(Records from a data source)
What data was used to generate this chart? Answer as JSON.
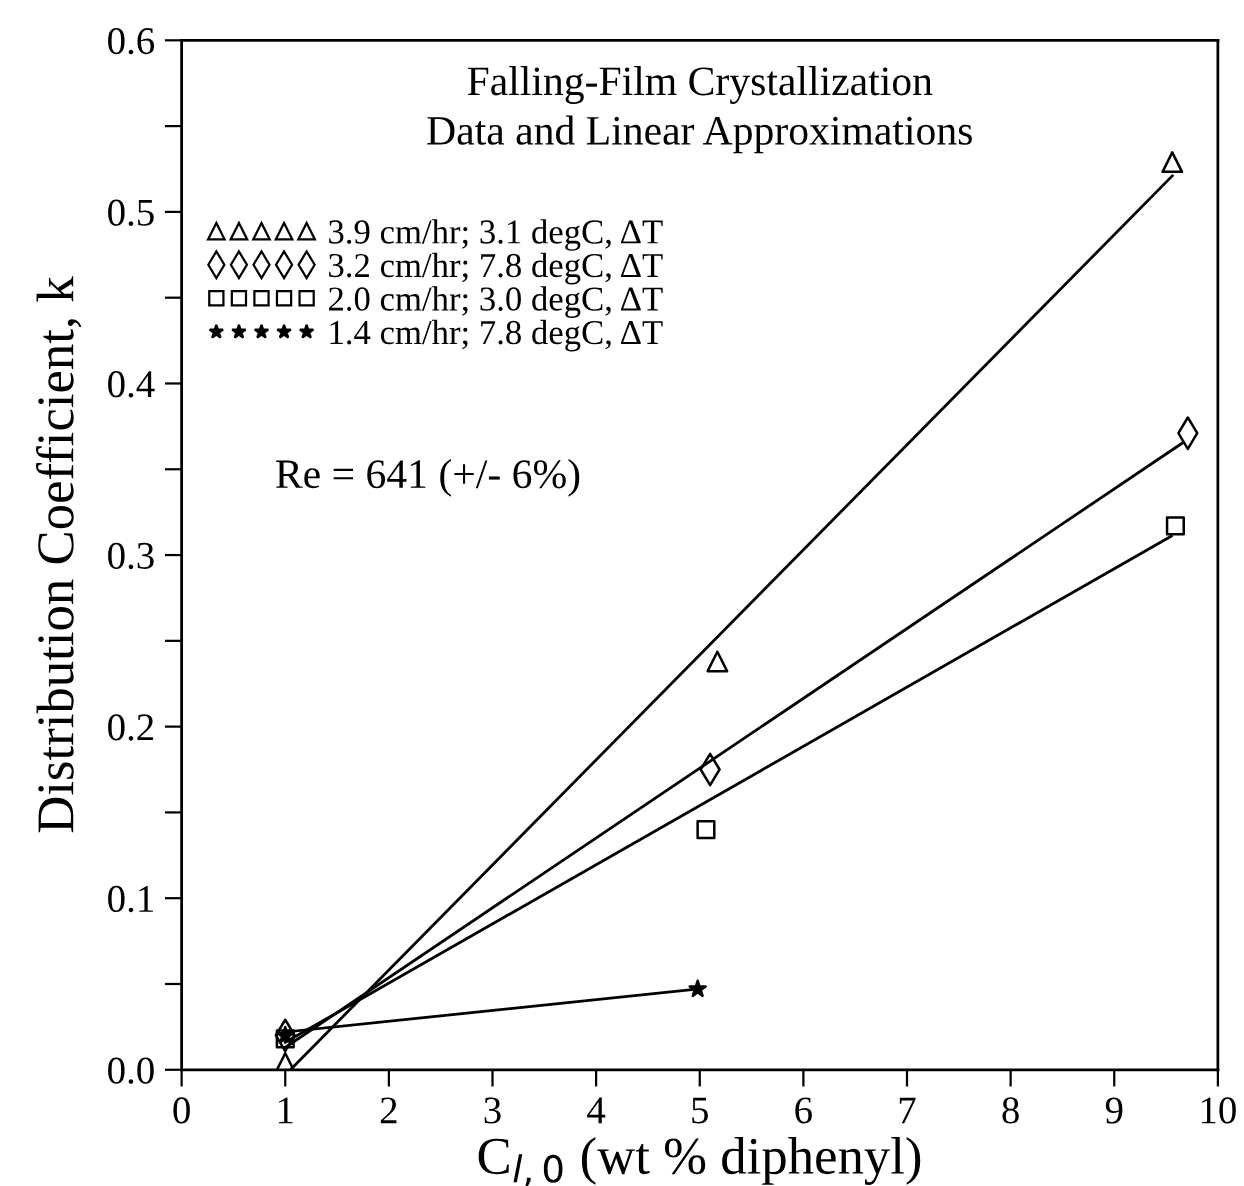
{
  "chart_data": {
    "type": "scatter",
    "title": "Falling-Film Crystallization\nData and Linear Approximations",
    "xlabel": "C$_{l,0}$ (wt % diphenyl)",
    "ylabel": "Distribution Coefficient, k",
    "annotations": [
      "Re = 641 (+/- 6%)"
    ],
    "xlim": [
      0,
      10
    ],
    "xticks": [
      0,
      1,
      2,
      3,
      4,
      5,
      6,
      7,
      8,
      9,
      10
    ],
    "ylim": [
      0,
      0.6
    ],
    "yticks": [
      {
        "value": 0,
        "label": "0.0"
      },
      0.1,
      0.2,
      0.3,
      0.4,
      0.5,
      0.6,
      {
        "value": 0.05,
        "label": null
      },
      {
        "value": 0.15,
        "label": null
      },
      {
        "value": 0.25,
        "label": null
      },
      {
        "value": 0.35,
        "label": null
      },
      {
        "value": 0.45,
        "label": null
      },
      {
        "value": 0.55,
        "label": null
      }
    ],
    "grid": false,
    "legend": "top left",
    "series": [
      {
        "name": "3.9 cm/hr; 3.1 degC, ΔT",
        "marker": "triangle",
        "color": "#000000",
        "x": [
          1.0,
          5.17,
          9.56
        ],
        "values": [
          0.004,
          0.238,
          0.529
        ]
      },
      {
        "name": "3.2 cm/hr; 7.8 degC, ΔT",
        "marker": "diamond",
        "color": "#000000",
        "x": [
          1.0,
          5.1,
          9.71
        ],
        "values": [
          0.02,
          0.175,
          0.371
        ]
      },
      {
        "name": "2.0 cm/hr; 3.0 degC, ΔT",
        "marker": "square",
        "color": "#000000",
        "x": [
          1.0,
          5.06,
          9.59
        ],
        "values": [
          0.018,
          0.14,
          0.317
        ]
      },
      {
        "name": "1.4 cm/hr; 7.8 degC, ΔT",
        "marker": "star",
        "color": "#000000",
        "x": [
          1.0,
          4.98
        ],
        "values": [
          0.02,
          0.047
        ]
      },
      {
        "type": "line",
        "marker": "none",
        "line_style": "solid",
        "color": "#000000",
        "x": [
          1.05,
          9.56
        ],
        "values": [
          0.0,
          0.521
        ]
      },
      {
        "type": "line",
        "marker": "none",
        "line_style": "solid",
        "color": "#000000",
        "x": [
          1.0,
          9.65
        ],
        "values": [
          0.013,
          0.365
        ]
      },
      {
        "type": "line",
        "marker": "none",
        "line_style": "solid",
        "color": "#000000",
        "x": [
          1.0,
          9.55
        ],
        "values": [
          0.016,
          0.311
        ]
      },
      {
        "type": "line",
        "marker": "none",
        "line_style": "solid",
        "color": "#000000",
        "x": [
          1.0,
          4.98
        ],
        "values": [
          0.022,
          0.047
        ]
      }
    ]
  }
}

Task requirements
Transcribe every record above exactly as written, leaving out any pictures.

Solution to the problem
What data was used to generate this chart? Answer as JSON.
{
  "chart_data": {
    "type": "scatter",
    "title": "Falling-Film Crystallization\nData and Linear Approximations",
    "xlabel": "C$_{l,0}$ (wt % diphenyl)",
    "ylabel": "Distribution Coefficient, k",
    "annotations": [
      "Re = 641 (+/- 6%)"
    ],
    "xlim": [
      0,
      10
    ],
    "xticks": [
      0,
      1,
      2,
      3,
      4,
      5,
      6,
      7,
      8,
      9,
      10
    ],
    "ylim": [
      0,
      0.6
    ],
    "yticks": [
      {
        "value": 0,
        "label": "0.0"
      },
      0.1,
      0.2,
      0.3,
      0.4,
      0.5,
      0.6,
      {
        "value": 0.05,
        "label": null
      },
      {
        "value": 0.15,
        "label": null
      },
      {
        "value": 0.25,
        "label": null
      },
      {
        "value": 0.35,
        "label": null
      },
      {
        "value": 0.45,
        "label": null
      },
      {
        "value": 0.55,
        "label": null
      }
    ],
    "grid": false,
    "legend": "top left",
    "series": [
      {
        "name": "3.9 cm/hr; 3.1 degC, ΔT",
        "marker": "triangle",
        "color": "#000000",
        "x": [
          1.0,
          5.17,
          9.56
        ],
        "values": [
          0.004,
          0.238,
          0.529
        ]
      },
      {
        "name": "3.2 cm/hr; 7.8 degC, ΔT",
        "marker": "diamond",
        "color": "#000000",
        "x": [
          1.0,
          5.1,
          9.71
        ],
        "values": [
          0.02,
          0.175,
          0.371
        ]
      },
      {
        "name": "2.0 cm/hr; 3.0 degC, ΔT",
        "marker": "square",
        "color": "#000000",
        "x": [
          1.0,
          5.06,
          9.59
        ],
        "values": [
          0.018,
          0.14,
          0.317
        ]
      },
      {
        "name": "1.4 cm/hr; 7.8 degC, ΔT",
        "marker": "star",
        "color": "#000000",
        "x": [
          1.0,
          4.98
        ],
        "values": [
          0.02,
          0.047
        ]
      },
      {
        "type": "line",
        "marker": "none",
        "line_style": "solid",
        "color": "#000000",
        "x": [
          1.05,
          9.56
        ],
        "values": [
          0.0,
          0.521
        ]
      },
      {
        "type": "line",
        "marker": "none",
        "line_style": "solid",
        "color": "#000000",
        "x": [
          1.0,
          9.65
        ],
        "values": [
          0.013,
          0.365
        ]
      },
      {
        "type": "line",
        "marker": "none",
        "line_style": "solid",
        "color": "#000000",
        "x": [
          1.0,
          9.55
        ],
        "values": [
          0.016,
          0.311
        ]
      },
      {
        "type": "line",
        "marker": "none",
        "line_style": "solid",
        "color": "#000000",
        "x": [
          1.0,
          4.98
        ],
        "values": [
          0.022,
          0.047
        ]
      }
    ]
  }
}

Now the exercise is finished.